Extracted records
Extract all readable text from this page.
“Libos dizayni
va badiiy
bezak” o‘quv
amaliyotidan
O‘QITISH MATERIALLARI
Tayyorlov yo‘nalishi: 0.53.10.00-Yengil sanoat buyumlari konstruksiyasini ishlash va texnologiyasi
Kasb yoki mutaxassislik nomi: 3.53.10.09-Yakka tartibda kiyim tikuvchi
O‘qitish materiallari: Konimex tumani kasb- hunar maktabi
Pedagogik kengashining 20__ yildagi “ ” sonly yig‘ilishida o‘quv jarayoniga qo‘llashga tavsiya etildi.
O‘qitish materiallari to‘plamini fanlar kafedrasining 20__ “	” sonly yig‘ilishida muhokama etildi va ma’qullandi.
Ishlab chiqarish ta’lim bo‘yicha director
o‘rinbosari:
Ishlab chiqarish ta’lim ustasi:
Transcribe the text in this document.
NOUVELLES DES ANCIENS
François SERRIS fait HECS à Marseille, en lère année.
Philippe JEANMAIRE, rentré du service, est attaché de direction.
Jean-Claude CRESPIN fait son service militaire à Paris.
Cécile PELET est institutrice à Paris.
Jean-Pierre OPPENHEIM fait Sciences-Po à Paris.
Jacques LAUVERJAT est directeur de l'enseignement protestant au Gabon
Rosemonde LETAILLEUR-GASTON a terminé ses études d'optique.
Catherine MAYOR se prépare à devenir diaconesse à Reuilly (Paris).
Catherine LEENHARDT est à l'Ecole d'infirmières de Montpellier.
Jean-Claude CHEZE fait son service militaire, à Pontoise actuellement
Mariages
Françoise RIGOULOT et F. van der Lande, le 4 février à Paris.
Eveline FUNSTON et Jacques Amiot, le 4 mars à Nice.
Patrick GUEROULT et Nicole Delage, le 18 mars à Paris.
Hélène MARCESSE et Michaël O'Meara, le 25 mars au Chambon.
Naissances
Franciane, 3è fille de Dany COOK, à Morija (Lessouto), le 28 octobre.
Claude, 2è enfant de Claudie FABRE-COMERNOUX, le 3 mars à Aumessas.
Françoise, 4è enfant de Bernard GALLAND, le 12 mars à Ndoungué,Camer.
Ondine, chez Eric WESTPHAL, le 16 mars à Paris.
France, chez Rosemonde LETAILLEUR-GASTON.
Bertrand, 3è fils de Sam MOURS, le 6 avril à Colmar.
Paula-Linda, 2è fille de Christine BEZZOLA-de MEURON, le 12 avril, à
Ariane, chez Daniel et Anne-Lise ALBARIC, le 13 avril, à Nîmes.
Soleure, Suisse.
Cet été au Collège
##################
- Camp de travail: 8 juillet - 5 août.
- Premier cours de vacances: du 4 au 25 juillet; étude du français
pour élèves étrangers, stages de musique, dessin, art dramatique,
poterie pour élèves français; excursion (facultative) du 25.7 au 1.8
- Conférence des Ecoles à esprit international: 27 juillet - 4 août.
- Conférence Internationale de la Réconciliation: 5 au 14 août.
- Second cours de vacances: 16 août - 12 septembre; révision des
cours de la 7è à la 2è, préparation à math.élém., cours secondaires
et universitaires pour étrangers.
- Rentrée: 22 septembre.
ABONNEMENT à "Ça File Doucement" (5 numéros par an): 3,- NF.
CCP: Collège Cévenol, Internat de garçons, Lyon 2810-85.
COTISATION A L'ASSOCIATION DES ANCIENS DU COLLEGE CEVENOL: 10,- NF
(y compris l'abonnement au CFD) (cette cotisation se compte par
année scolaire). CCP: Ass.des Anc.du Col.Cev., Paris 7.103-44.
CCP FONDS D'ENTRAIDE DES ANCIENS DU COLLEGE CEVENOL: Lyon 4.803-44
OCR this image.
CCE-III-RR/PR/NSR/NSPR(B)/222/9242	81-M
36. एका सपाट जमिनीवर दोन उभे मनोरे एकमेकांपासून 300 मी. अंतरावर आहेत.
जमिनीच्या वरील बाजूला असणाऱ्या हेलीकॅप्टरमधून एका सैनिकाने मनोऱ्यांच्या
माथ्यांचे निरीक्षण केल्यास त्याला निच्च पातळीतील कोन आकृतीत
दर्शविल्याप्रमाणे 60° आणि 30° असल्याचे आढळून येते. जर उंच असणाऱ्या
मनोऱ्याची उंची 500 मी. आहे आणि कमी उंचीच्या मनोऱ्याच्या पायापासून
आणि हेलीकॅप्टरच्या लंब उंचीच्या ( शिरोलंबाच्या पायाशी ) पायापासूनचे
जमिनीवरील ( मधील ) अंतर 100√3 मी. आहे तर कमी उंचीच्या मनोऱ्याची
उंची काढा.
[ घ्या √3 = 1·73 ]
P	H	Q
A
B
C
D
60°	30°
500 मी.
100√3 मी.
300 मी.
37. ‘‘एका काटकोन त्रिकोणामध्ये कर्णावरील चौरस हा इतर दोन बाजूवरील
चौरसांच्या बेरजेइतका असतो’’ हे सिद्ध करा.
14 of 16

Exercise: The answer is the number of lines in the preceding material that hold "Rosemonde"; write that number and nothing else.

Answer below: 2